Provided records ▸
::::::

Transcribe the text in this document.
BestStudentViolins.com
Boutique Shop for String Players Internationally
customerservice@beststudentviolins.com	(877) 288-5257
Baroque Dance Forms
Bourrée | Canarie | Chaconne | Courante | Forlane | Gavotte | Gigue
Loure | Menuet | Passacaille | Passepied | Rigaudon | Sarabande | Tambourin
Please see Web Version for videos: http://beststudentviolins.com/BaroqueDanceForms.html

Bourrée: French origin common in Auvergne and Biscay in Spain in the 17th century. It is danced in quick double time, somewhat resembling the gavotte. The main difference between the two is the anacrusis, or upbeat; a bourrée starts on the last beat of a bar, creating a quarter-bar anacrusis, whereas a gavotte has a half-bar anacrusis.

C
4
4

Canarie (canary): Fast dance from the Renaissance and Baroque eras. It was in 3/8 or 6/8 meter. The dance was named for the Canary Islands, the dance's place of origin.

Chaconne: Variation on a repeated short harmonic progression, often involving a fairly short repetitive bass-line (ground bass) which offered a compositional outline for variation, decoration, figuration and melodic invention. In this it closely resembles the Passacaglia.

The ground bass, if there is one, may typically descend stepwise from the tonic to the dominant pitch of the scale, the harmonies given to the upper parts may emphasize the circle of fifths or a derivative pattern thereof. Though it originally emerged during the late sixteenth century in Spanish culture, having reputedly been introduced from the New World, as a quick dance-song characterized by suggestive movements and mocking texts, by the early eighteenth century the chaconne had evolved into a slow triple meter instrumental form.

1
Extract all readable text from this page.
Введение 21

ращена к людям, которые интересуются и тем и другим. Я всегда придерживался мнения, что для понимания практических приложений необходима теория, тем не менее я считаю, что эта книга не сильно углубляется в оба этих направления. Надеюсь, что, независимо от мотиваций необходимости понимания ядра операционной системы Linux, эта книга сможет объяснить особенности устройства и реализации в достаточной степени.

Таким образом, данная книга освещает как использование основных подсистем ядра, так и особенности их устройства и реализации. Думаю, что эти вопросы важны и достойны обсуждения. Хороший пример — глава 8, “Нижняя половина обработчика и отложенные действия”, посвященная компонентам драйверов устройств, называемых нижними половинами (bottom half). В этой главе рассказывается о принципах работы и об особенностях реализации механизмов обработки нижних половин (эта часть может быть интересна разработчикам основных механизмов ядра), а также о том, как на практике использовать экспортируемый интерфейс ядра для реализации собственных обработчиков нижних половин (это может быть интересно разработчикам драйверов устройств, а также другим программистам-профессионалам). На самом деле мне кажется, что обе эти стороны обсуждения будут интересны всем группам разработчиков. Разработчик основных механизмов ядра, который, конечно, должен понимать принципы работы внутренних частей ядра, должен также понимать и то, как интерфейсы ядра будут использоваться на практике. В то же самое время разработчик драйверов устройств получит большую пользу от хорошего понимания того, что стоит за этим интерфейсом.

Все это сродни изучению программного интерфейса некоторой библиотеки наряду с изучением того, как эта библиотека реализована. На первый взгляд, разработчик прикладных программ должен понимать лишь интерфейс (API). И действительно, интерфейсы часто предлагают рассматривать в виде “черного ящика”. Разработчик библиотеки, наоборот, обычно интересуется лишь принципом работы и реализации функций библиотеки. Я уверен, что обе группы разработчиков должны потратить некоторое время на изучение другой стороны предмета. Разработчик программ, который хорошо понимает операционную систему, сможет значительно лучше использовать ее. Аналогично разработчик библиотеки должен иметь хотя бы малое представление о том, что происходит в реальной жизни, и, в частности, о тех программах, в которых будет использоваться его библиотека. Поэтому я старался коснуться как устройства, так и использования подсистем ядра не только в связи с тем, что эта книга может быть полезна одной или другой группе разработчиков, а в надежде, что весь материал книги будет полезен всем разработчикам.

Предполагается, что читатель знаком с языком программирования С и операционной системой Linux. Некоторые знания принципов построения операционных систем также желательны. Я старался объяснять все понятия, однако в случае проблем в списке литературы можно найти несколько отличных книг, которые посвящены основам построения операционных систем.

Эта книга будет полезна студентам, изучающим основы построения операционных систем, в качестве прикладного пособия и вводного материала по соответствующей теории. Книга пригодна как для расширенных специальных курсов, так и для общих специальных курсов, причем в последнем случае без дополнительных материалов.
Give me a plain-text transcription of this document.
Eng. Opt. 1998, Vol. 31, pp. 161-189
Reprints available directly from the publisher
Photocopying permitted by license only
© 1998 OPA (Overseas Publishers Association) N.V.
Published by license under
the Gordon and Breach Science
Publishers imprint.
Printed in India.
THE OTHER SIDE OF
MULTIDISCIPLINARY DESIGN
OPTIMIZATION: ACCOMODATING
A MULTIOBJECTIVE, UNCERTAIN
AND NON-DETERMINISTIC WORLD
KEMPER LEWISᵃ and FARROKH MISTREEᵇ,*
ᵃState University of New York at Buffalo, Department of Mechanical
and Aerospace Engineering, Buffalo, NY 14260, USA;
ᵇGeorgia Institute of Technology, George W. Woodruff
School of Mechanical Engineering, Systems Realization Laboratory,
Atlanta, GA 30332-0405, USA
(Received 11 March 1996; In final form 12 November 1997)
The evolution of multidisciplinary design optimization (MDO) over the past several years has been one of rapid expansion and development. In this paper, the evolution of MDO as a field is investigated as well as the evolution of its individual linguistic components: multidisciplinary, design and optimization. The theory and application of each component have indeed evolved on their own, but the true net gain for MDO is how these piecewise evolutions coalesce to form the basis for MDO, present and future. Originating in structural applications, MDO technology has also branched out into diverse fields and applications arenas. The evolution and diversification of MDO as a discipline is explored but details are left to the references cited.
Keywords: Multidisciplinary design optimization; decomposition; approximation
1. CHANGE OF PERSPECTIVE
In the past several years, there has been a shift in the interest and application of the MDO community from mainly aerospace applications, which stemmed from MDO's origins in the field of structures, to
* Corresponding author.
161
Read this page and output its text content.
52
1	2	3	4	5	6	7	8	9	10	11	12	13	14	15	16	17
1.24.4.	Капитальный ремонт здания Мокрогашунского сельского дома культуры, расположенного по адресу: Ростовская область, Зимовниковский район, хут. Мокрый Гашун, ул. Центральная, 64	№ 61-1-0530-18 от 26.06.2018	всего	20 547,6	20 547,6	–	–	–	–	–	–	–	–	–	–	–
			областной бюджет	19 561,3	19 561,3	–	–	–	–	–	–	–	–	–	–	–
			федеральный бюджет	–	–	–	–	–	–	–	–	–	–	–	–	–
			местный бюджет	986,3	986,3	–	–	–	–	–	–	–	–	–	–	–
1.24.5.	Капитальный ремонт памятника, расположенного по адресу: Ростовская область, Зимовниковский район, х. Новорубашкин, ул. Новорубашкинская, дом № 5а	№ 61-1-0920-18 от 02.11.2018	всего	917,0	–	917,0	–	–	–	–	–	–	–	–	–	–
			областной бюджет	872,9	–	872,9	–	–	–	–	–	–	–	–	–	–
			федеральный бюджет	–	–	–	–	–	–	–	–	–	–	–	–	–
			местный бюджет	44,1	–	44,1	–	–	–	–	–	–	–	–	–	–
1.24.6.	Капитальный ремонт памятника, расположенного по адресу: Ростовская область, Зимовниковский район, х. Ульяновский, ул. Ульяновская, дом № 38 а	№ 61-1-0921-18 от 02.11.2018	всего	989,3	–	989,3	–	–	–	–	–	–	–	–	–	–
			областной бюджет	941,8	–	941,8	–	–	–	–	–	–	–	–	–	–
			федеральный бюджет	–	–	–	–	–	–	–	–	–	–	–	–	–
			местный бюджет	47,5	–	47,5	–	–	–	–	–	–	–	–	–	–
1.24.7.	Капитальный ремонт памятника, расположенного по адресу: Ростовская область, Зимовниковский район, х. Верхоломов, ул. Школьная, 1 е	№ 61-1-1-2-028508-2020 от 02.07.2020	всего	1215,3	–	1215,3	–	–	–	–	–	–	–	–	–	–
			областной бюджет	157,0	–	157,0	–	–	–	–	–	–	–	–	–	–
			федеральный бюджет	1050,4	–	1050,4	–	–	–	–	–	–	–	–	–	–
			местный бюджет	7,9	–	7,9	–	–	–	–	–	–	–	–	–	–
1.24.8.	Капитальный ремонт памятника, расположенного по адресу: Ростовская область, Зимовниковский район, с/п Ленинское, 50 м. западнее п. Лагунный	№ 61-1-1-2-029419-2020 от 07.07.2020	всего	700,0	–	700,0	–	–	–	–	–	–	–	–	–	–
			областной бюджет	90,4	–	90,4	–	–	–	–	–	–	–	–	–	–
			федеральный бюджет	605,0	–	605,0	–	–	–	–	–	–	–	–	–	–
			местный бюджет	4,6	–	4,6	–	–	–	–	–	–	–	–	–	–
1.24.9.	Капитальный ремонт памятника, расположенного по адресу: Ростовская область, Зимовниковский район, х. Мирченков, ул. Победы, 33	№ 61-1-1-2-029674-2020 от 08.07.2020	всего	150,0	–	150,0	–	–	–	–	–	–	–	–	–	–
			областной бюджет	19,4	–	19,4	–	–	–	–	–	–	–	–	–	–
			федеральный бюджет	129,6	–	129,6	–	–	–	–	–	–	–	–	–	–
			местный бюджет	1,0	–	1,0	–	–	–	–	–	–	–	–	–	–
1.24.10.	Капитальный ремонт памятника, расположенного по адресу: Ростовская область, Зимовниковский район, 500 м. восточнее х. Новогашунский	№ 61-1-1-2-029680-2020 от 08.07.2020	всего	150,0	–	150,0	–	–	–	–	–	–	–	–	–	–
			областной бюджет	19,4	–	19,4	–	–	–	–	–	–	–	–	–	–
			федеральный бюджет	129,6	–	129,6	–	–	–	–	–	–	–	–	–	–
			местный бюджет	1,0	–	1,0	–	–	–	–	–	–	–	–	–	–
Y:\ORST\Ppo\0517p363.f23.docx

::::::

Exercise instructions ▸ Pull out every line of the records above that contains the word "областной".

Answer to this problem ▸
			областной бюджет	19 561,3	19 561,3	–	–	–	–	–	–	–	–	–	–	–
			областной бюджет	872,9	–	872,9	–	–	–	–	–	–	–	–	–	–
			областной бюджет	941,8	–	941,8	–	–	–	–	–	–	–	–	–	–
			областной бюджет	157,0	–	157,0	–	–	–	–	–	–	–	–	–	–
			областной бюджет	90,4	–	90,4	–	–	–	–	–	–	–	–	–	–
			областной бюджет	19,4	–	19,4	–	–	–	–	–	–	–	–	–	–
			областной бюджет	19,4	–	19,4	–	–	–	–	–	–	–	–	–	–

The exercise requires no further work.